Where the word "desprotegidos" occurs in a line of the data, return the whole line.

(Website and app data records)
>>

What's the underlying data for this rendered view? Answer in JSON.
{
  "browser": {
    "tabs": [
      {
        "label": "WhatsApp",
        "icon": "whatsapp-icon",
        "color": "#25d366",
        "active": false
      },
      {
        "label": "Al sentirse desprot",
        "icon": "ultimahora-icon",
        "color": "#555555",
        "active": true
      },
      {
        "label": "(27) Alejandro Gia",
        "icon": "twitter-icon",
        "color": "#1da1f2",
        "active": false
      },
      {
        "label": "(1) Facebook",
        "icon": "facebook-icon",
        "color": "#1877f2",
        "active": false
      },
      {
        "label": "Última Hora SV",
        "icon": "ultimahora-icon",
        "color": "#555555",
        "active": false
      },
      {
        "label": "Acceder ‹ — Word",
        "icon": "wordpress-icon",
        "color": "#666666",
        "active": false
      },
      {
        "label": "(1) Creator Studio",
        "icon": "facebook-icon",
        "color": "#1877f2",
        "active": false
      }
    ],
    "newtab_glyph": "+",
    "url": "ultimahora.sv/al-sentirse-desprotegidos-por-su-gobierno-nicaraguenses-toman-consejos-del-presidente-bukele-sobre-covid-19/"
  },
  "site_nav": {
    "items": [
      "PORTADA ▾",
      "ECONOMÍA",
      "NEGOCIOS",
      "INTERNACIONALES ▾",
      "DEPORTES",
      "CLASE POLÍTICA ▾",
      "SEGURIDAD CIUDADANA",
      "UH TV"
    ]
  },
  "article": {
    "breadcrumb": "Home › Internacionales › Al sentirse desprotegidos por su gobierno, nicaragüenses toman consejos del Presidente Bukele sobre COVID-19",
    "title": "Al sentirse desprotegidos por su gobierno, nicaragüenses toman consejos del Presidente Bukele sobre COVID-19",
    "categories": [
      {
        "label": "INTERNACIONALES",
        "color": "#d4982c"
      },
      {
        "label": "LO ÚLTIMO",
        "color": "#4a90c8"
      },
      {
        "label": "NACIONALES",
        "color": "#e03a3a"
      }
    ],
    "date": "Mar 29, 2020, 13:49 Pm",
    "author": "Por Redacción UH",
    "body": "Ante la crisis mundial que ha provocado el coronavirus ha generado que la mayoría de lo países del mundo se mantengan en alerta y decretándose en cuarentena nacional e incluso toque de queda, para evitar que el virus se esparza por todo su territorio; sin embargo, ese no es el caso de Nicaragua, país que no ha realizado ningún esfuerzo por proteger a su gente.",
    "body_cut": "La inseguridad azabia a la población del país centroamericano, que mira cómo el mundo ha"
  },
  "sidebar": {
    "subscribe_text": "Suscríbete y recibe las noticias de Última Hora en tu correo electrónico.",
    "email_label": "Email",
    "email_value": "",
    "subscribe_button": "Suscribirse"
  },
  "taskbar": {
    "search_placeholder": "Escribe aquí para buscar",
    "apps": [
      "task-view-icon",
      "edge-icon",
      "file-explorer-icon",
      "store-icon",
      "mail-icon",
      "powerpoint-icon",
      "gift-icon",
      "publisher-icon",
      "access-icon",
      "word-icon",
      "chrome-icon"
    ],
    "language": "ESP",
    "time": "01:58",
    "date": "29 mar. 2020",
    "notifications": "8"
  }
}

<<
>>

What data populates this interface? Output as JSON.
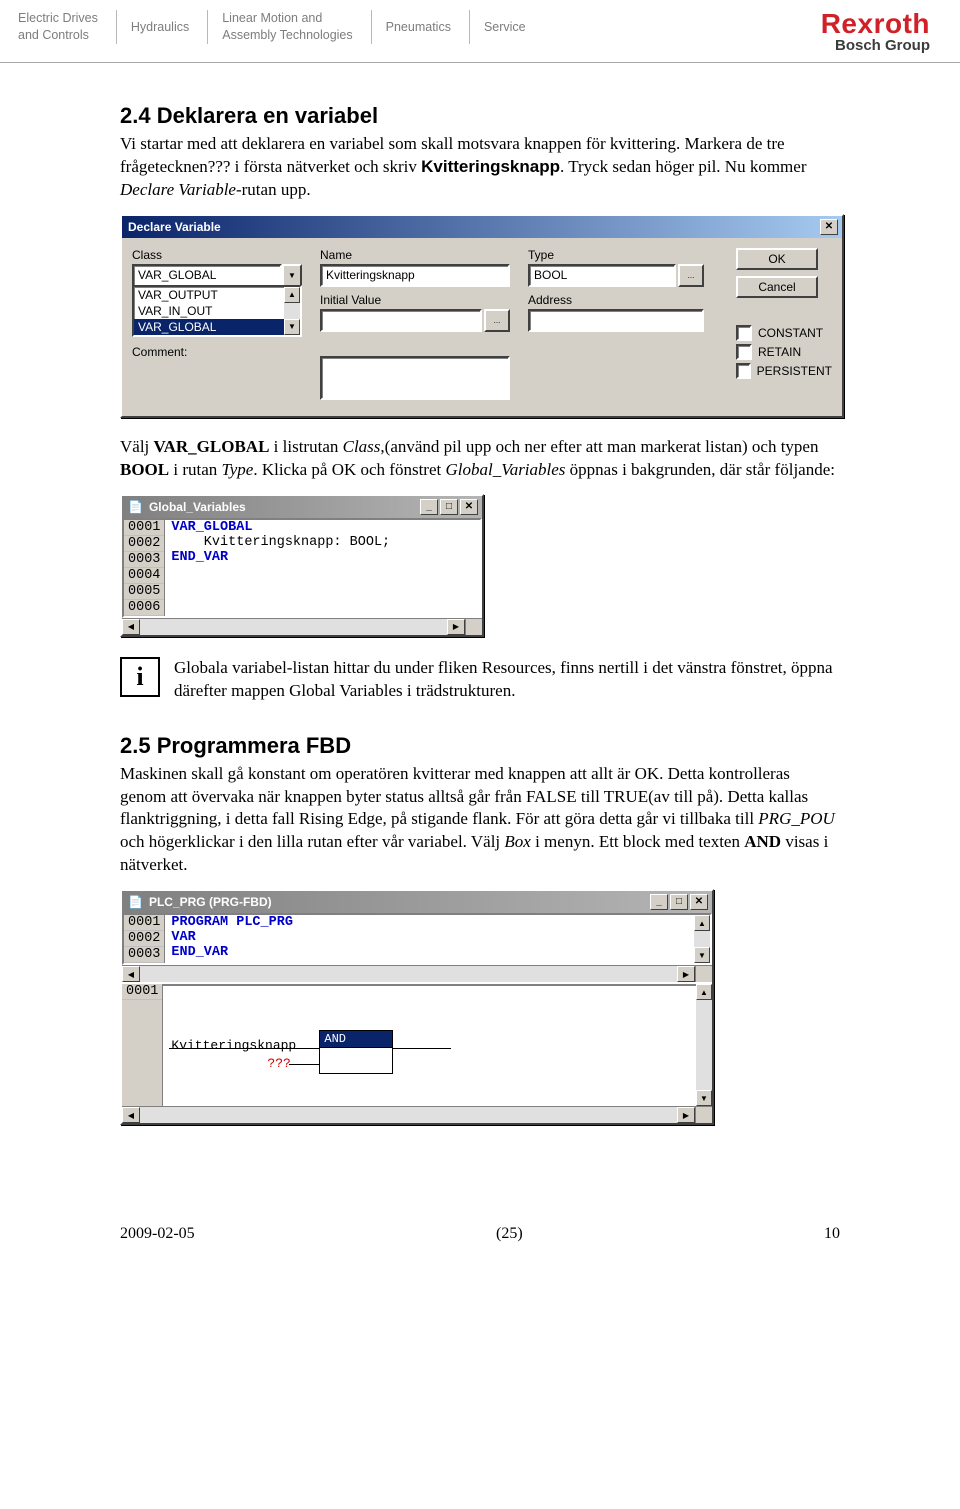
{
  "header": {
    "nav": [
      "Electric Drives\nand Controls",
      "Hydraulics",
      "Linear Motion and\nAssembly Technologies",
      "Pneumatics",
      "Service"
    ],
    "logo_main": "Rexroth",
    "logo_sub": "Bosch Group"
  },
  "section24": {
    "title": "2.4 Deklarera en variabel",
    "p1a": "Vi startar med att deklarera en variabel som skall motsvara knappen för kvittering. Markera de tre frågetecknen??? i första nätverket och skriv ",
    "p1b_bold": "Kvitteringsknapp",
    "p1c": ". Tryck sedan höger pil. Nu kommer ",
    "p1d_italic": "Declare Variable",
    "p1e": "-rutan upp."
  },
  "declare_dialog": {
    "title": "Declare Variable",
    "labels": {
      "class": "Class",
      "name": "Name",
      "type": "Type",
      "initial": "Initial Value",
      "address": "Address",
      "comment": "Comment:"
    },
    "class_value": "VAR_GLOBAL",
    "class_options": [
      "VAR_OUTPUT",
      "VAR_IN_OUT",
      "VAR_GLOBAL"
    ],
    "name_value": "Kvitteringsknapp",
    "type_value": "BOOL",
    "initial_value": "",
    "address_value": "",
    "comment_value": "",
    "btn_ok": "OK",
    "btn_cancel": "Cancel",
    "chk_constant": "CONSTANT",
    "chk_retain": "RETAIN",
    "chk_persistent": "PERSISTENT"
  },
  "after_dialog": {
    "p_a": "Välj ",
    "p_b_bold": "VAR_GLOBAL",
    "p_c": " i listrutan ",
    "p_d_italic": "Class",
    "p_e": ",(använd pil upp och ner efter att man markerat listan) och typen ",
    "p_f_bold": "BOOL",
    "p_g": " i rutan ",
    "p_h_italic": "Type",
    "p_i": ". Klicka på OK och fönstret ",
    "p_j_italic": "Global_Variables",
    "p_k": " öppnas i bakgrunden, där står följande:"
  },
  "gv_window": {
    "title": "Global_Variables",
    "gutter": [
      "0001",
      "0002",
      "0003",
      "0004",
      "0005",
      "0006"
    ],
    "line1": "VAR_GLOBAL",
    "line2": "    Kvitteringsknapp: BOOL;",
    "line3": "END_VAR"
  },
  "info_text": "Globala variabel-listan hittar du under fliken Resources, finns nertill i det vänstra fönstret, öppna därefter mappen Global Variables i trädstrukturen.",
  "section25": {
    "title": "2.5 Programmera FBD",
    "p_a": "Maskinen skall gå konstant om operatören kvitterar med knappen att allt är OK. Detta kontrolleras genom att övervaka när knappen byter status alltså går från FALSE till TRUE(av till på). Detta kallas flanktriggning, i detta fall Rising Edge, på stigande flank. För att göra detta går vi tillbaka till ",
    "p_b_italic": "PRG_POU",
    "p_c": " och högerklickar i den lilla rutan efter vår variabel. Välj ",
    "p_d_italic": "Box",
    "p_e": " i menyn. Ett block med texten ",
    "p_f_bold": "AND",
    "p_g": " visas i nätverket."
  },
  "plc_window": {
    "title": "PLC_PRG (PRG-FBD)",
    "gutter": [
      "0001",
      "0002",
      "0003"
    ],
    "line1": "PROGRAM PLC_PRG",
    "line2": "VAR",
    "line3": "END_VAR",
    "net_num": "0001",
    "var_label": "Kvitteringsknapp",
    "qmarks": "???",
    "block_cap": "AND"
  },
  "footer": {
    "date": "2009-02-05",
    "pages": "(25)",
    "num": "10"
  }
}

<<
>>

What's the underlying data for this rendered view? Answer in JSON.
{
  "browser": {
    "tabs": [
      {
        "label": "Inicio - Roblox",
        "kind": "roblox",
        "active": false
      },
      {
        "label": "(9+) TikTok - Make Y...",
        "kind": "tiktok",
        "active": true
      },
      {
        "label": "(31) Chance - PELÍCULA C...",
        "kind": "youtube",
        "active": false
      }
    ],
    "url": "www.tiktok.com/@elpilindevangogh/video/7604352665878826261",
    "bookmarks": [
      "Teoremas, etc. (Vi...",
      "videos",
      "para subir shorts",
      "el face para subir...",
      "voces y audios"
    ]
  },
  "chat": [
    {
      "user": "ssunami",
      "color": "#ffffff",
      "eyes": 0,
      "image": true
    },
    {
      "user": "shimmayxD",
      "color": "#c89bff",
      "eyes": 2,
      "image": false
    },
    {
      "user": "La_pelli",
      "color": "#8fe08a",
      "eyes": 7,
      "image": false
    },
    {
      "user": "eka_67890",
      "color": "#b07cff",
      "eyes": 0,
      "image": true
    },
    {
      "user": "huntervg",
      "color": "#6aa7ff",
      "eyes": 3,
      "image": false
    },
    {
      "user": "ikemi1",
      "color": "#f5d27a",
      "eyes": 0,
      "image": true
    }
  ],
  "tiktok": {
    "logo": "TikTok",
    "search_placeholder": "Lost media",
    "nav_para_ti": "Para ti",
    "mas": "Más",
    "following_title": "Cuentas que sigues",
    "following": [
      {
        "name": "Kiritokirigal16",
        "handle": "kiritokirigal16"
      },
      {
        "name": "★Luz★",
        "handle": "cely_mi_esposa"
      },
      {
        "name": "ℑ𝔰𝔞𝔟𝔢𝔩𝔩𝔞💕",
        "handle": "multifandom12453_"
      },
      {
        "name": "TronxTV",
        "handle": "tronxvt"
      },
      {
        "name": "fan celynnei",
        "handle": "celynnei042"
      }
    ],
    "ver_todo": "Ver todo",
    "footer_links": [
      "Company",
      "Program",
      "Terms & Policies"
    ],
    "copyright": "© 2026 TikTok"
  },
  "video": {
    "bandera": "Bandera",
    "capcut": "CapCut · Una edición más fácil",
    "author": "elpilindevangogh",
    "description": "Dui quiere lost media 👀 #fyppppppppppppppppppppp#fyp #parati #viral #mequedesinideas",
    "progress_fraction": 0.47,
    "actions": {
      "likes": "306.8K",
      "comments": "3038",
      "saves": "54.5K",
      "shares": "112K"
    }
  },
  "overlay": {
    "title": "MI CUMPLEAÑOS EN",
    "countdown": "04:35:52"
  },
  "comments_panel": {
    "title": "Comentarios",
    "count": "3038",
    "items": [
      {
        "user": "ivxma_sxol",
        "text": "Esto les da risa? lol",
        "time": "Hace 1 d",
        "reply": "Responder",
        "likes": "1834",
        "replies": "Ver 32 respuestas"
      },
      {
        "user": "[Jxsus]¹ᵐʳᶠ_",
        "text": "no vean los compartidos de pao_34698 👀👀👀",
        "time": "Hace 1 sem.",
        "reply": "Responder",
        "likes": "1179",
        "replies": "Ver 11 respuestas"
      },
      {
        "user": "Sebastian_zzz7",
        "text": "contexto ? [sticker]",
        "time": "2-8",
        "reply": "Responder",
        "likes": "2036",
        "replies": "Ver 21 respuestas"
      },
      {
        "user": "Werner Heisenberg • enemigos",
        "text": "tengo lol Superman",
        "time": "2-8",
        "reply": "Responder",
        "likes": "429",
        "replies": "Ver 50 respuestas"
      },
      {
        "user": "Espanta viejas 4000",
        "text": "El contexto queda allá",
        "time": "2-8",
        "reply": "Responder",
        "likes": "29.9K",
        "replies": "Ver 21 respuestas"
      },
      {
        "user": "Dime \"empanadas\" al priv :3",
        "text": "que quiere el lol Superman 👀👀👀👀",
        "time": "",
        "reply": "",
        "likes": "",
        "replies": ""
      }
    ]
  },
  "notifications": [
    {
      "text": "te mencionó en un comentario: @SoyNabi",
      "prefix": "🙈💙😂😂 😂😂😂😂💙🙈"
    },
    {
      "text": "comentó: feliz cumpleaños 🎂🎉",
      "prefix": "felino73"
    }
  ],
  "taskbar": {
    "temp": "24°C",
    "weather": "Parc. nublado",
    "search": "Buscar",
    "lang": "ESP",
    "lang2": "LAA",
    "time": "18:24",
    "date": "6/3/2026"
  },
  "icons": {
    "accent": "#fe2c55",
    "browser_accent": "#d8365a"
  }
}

<<

== TASK ANSWER ==
    "url": "ultimahora.sv/al-sentirse-desprotegidos-por-su-gobierno-nicaraguenses-toman-consejos-del-presidente-bukele-sobre-covid-19/"
    "breadcrumb": "Home › Internacionales › Al sentirse desprotegidos por su gobierno, nicaragüenses toman consejos del Presidente Bukele sobre COVID-19",
    "title": "Al sentirse desprotegidos por su gobierno, nicaragüenses toman consejos del Presidente Bukele sobre COVID-19",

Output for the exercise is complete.